**Exercise directions**
Keep only those lines of the records that include the string "исключением".

★ ★ ★ ★ ★

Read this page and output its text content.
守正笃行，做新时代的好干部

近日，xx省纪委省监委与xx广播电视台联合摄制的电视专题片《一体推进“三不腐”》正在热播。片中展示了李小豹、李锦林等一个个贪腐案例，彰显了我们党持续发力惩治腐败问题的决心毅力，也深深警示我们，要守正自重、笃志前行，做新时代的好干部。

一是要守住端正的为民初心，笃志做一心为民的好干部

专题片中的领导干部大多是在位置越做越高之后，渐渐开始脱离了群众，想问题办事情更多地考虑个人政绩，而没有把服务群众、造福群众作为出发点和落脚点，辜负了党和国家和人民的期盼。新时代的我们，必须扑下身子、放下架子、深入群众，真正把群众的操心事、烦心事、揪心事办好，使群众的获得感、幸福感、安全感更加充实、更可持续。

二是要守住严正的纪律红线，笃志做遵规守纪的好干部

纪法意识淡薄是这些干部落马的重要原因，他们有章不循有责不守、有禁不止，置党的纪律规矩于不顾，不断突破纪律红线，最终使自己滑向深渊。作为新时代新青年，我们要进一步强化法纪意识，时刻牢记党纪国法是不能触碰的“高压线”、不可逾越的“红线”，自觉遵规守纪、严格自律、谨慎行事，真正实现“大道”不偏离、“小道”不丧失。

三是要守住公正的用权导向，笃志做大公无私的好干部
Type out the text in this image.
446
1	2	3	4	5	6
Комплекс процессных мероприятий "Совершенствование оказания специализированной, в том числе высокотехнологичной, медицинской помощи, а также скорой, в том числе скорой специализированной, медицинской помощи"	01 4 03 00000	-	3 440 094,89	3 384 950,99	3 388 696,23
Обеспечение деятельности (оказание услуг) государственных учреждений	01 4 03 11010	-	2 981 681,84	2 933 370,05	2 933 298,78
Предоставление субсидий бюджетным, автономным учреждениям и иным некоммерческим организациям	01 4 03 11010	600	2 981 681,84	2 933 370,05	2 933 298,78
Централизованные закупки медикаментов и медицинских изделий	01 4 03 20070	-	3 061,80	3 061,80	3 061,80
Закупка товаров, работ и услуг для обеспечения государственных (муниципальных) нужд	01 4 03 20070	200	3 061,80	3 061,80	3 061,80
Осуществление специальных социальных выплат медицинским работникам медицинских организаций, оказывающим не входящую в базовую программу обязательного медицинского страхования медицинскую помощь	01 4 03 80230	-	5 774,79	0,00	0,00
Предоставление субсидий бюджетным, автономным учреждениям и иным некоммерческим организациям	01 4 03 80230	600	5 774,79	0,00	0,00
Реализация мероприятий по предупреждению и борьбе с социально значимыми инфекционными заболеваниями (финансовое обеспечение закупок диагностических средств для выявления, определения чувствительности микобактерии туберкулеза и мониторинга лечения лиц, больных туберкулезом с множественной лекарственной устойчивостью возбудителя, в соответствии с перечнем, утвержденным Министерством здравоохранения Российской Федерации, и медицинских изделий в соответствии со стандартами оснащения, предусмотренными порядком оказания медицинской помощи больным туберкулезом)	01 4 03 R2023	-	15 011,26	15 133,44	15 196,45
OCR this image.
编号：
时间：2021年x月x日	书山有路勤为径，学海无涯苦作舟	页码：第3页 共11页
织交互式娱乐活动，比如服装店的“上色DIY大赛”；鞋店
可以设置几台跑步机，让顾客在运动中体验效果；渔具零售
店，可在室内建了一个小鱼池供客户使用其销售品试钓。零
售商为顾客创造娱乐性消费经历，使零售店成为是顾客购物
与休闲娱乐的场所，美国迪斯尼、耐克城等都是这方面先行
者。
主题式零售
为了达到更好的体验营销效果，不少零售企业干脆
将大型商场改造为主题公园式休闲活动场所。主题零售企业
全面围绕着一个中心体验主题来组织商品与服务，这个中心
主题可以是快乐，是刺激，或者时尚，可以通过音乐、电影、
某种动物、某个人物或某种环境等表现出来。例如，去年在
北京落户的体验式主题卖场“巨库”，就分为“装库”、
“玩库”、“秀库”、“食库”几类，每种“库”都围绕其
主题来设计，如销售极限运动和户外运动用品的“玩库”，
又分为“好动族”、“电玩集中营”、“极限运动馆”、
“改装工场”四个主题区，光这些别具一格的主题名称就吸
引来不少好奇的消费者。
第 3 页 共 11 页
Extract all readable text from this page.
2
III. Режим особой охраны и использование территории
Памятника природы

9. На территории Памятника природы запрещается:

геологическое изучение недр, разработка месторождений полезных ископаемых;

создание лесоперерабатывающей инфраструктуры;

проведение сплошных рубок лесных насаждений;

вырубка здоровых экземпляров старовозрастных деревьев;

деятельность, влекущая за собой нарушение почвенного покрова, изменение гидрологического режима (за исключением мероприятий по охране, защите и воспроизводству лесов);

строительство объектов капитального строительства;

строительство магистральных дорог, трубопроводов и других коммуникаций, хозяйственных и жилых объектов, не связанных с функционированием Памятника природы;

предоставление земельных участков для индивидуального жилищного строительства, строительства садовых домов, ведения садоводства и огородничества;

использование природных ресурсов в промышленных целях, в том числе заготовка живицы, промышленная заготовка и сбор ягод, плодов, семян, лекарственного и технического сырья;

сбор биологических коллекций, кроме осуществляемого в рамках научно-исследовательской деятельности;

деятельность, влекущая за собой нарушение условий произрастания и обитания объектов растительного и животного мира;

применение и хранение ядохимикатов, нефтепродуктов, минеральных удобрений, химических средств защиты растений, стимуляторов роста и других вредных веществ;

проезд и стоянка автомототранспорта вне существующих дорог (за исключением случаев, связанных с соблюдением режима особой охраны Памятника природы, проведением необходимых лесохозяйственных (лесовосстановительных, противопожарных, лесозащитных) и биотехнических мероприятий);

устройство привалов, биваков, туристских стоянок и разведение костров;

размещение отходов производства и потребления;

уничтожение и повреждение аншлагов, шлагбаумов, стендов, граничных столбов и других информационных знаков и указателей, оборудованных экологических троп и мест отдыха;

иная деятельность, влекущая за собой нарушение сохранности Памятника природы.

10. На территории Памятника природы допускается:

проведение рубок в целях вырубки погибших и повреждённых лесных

★ ★ ★ ★ ★

**Output of the exercise**
деятельность, влекущая за собой нарушение почвенного покрова, изменение гидрологического режима (за исключением мероприятий по охране, защите и воспроизводству лесов);
проезд и стоянка автомототранспорта вне существующих дорог (за исключением случаев, связанных с соблюдением режима особой охраны Памятника природы, проведением необходимых лесохозяйственных (лесовосстановительных, противопожарных, лесозащитных) и биотехнических мероприятий);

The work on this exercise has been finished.